TASK INSTRUCTIONS: Write the data out again exactly, with no pictures.

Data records
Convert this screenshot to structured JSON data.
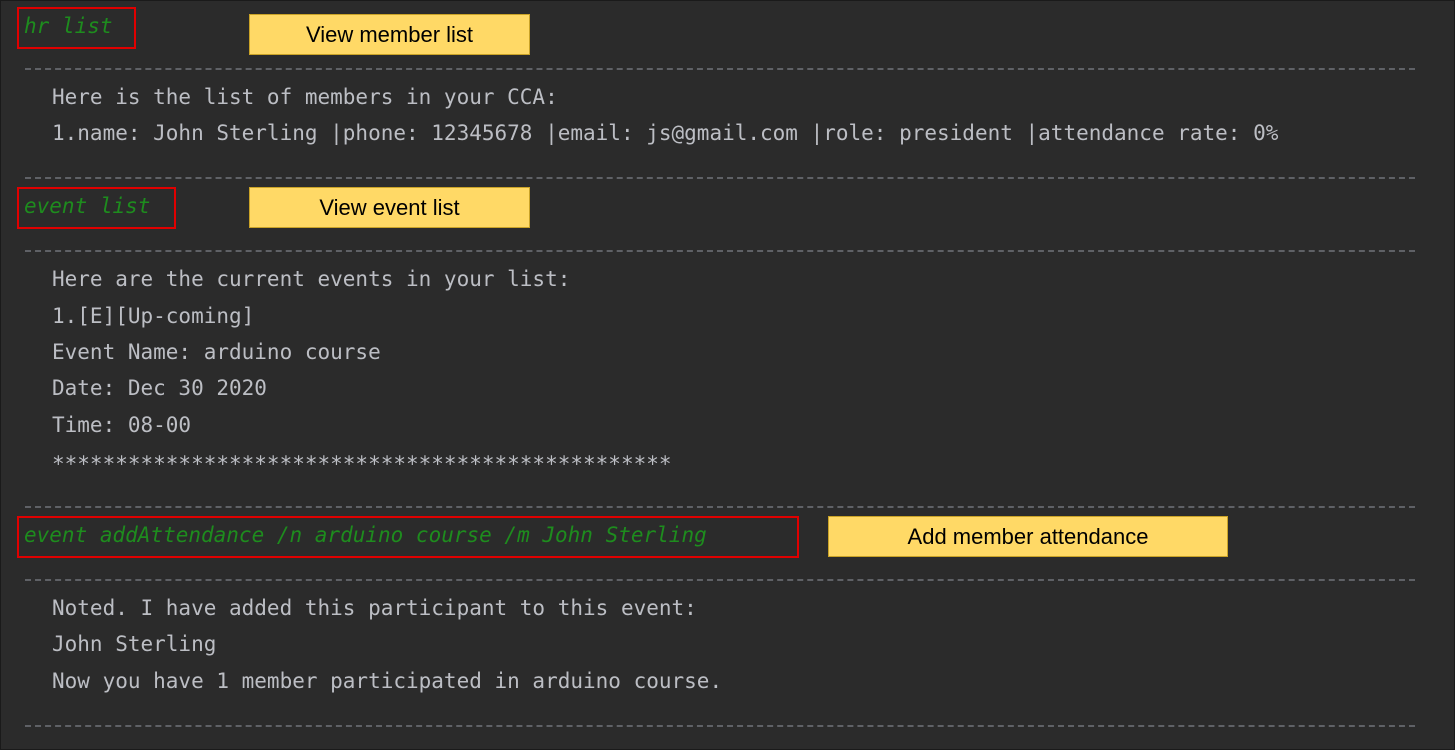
{
  "block1": {
    "command": "hr list",
    "callout": "View member list",
    "output": [
      "Here is the list of members in your CCA:",
      "1.name: John Sterling |phone: 12345678 |email: js@gmail.com |role: president |attendance rate: 0%"
    ]
  },
  "block2": {
    "command": "event list",
    "callout": "View event list",
    "output": [
      "Here are the current events in your list:",
      "1.[E][Up-coming]",
      "Event Name: arduino course",
      "Date: Dec 30 2020",
      "Time: 08-00",
      "*************************************************"
    ]
  },
  "block3": {
    "command": "event addAttendance /n arduino course /m John Sterling",
    "callout": "Add member attendance",
    "output": [
      "Noted. I have added this participant to this event:",
      "John Sterling",
      "Now you have 1 member participated in arduino course."
    ]
  },
  "colors": {
    "background": "#2b2b2b",
    "output_text": "#bcbec4",
    "command_text": "#1e8c1e",
    "command_box_border": "#e00000",
    "callout_fill": "#ffd966"
  }
}
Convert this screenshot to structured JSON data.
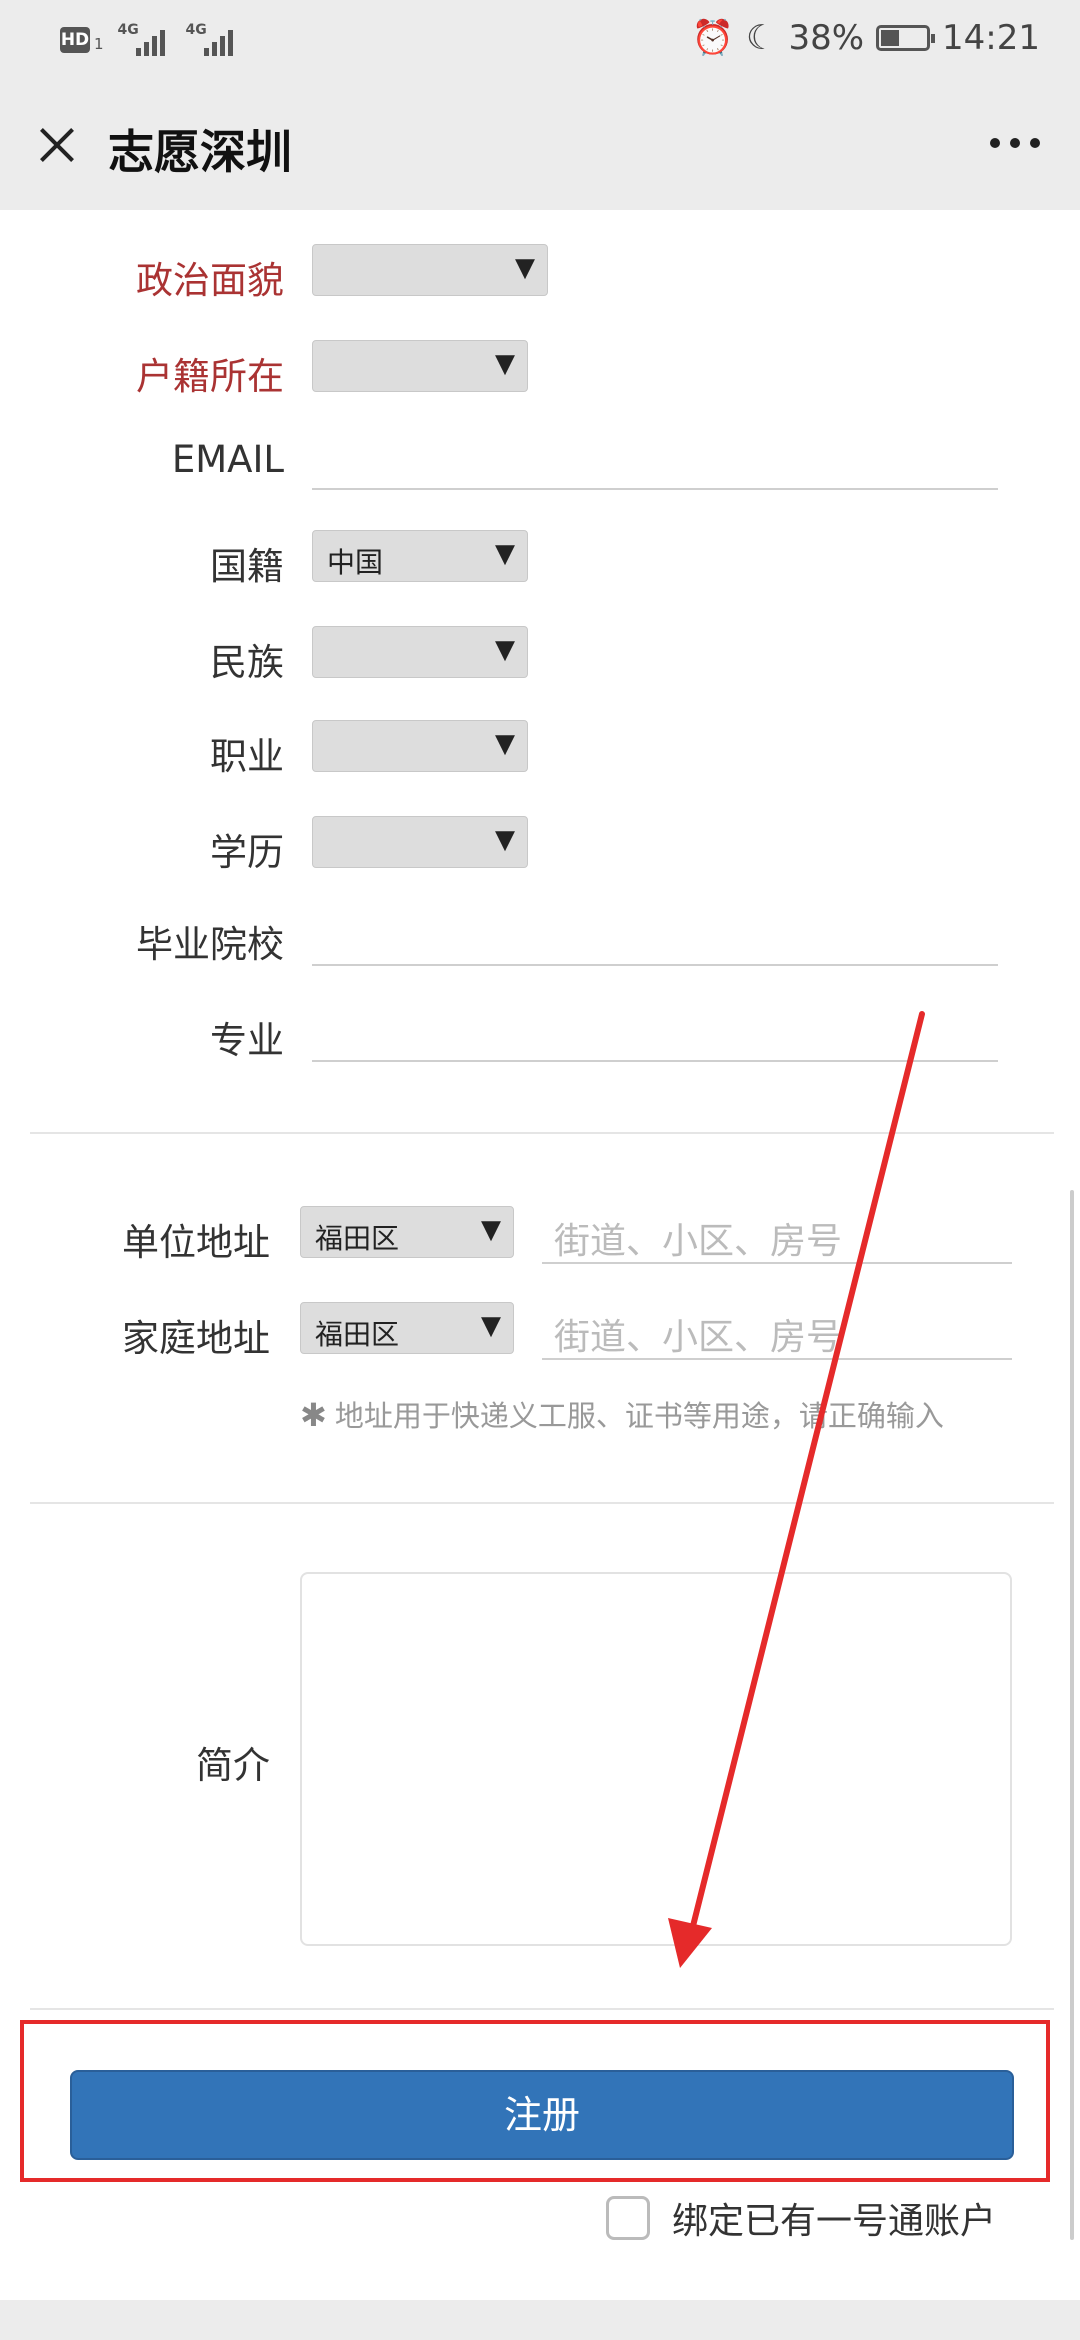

RIGHT ANSWER:
Convert this screenshot to structured JSON data.
{
  "block1": {
    "command": "hr list",
    "callout": "View member list",
    "output": [
      "Here is the list of members in your CCA:",
      "1.name: John Sterling |phone: 12345678 |email: js@gmail.com |role: president |attendance rate: 0%"
    ]
  },
  "block2": {
    "command": "event list",
    "callout": "View event list",
    "output": [
      "Here are the current events in your list:",
      "1.[E][Up-coming]",
      "Event Name: arduino course",
      "Date: Dec 30 2020",
      "Time: 08-00",
      "*************************************************"
    ]
  },
  "block3": {
    "command": "event addAttendance /n arduino course /m John Sterling",
    "callout": "Add member attendance",
    "output": [
      "Noted. I have added this participant to this event:",
      "John Sterling",
      "Now you have 1 member participated in arduino course."
    ]
  },
  "colors": {
    "background": "#2b2b2b",
    "output_text": "#bcbec4",
    "command_text": "#1e8c1e",
    "command_box_border": "#e00000",
    "callout_fill": "#ffd966"
  }
}
Convert this screenshot to structured JSON data.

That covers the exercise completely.